## Check your understanding
• A. In the masked-man Q&A, reproduce the text between "Spider-Man. That wall" and "short of starvation.", inclusive, substituting "sonata" for "symphony".
• B. In the masked-man Q&A, whose view of art does the speaker say he follows?
• C. Extend the masked-man Q&A past its final sentence.

## Text passage
* * * * *

Would you ever perform a striptease? Describe some of your moves. Feel free to set the mood.
A man who fantasizes about hiding his horribly scarred face behind an elegant mask does not generally perform a strip tease.
I’m much more likely to enclose myself in armor, like some modern “iron man.” Which … actually … might help me finally vanquish my foes!
Who’s getting kicked out of the table by the fireplace now, Eggers?
How many times do you fall in love each day?
An embarrassingly large number. I crush so easily. If you could only see the man behind this iron mask … if you could only see how I love you … But no! You must never know the truth!
What’s wrong with society today?
Spider-Man. That wall crawler is a menace! Why is he allowed to walk free, after so many Daily Bugle exposes? After what he did to my face? My once beautiful face! But I’ll stop him. Someday. Somehow. No matter what the cost.
What is art? Is it necessary? Why?
I follow Oscar Wilde in this: art is something that is absolutely useless, but that we love and value anyway. A symphony, a play, a stained glass window have no practical value (or no more than an ordinary pane of glass) — but the treasures of nations and kings have been spent to create and preserve these useless things past the decay of stone and steel.
There is no concrete benefit that can be pointed to, yet these largely immaterial things move us in ways far more profound than any physical thing short of starvation.

* * * * *

## Data extract
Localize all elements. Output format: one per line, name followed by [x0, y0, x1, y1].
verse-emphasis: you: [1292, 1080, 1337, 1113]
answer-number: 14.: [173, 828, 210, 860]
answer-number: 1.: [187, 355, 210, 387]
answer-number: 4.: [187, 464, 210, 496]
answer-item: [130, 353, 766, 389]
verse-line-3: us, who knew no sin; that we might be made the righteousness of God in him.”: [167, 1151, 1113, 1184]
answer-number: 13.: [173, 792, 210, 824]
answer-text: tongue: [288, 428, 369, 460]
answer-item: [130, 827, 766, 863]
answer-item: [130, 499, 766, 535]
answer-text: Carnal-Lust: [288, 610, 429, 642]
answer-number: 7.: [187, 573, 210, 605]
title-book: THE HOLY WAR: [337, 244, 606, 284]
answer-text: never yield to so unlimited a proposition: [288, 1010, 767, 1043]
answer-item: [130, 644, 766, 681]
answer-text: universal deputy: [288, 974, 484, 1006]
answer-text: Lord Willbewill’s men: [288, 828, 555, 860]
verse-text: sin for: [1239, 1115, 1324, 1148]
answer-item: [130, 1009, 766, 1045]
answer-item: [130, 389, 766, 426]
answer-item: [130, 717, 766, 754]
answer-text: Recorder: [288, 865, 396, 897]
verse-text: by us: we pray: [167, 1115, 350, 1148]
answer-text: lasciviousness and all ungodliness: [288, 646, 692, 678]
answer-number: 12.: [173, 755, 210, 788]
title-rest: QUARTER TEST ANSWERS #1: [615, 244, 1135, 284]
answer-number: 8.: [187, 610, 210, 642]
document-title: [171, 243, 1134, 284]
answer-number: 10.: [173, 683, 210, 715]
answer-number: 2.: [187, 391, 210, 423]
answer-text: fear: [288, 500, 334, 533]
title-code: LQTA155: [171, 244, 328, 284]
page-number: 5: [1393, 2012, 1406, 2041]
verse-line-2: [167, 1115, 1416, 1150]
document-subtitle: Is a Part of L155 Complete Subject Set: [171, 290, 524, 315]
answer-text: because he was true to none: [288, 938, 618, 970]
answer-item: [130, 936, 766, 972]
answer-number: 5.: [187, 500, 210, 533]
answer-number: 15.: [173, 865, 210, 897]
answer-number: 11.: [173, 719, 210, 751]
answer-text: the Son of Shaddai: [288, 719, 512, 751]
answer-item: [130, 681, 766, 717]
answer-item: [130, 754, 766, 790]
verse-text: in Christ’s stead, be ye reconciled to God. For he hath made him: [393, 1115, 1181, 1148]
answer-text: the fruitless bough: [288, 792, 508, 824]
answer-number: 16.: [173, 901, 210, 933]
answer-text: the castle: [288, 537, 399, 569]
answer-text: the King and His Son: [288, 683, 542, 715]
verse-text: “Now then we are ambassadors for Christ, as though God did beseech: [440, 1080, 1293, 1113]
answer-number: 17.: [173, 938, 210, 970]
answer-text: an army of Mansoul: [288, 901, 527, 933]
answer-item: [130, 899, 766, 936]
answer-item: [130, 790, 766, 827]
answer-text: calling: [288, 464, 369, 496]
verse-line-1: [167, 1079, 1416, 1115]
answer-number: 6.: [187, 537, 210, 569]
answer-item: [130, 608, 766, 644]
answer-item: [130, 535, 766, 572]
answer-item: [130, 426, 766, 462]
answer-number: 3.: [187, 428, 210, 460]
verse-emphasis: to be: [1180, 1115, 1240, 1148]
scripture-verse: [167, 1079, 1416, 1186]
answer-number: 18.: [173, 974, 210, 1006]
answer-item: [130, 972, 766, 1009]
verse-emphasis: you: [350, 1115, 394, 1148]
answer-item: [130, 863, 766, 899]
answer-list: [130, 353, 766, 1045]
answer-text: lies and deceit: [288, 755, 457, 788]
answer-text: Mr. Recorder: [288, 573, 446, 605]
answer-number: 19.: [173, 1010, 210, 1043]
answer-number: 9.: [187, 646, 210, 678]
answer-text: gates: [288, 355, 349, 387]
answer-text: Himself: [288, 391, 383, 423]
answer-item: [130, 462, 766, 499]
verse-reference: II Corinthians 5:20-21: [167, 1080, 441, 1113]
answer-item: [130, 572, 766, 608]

* * * * *

## Responses by task
• A.
Spider-Man. That wall crawler is a menace! Why is he allowed to walk free, after so many Daily Bugle exposes? After what he did to my face? My once beautiful face! But I’ll stop him. Someday. Somehow. No matter what the cost.
What is art? Is it necessary? Why?
I follow Oscar Wilde in this: art is something that is absolutely useless, but that we love and value anyway. A sonata, a play, a stained glass window have no practical value (or no more than an ordinary pane of glass) — but the treasures of nations and kings have been spent to create and preserve these useless things past the decay of stone and steel.
There is no concrete benefit that can be pointed to, yet these largely immaterial things move us in ways far more profound than any physical thing short of starvation.

• B. Oscar Wilde's

• C.
Art points us toward our capacity for transcendence, it reminds us that we are not as bound by the material, the practical, the tangible, as the world tells us. It’s no accident that for much of the post-modern world, “art” has replaced the sacred — something that moves us and inspires us, that we believe in for its own sake, even though it has little objective reality that can be defined in worldly ways.
Art is worship. Even, especially, when we admit to no God.
What are you working on right now?
I’m trying to camouflage a pit full of hot glue so that Spider-Man will land on it, thinking it’s an ordinary hot dog stand, and then fall to his sticky demise.
It’s harder than it sounds, but it’s easier than creating a robot army now that Google’s gobbling up all the robot manufacturers. Seriously, how am I supposed to compete with that? They’ve got SO much money! If they’d loan me one of their buses and 60 robots for, like, an hour, I bet I could wipe that Wall Crawler off the map!
But does Google get involved in community actions like this? No. They’re just interested in making money. No time to kill Spider-Man. The most they’ve done, according to inside sources, is force him to join Google+ in order to access his YouTube account.
That’s awful, but it’s not enough.
I’ve also just had a collection of short stories published, A Guide to Bars and Nightlife in the Sacred City, and am working on a second collection — a cycle of short stories featuring recurring characters that is my attempt to process San Francisco, and my experiences in it, at this particular snap shot in time.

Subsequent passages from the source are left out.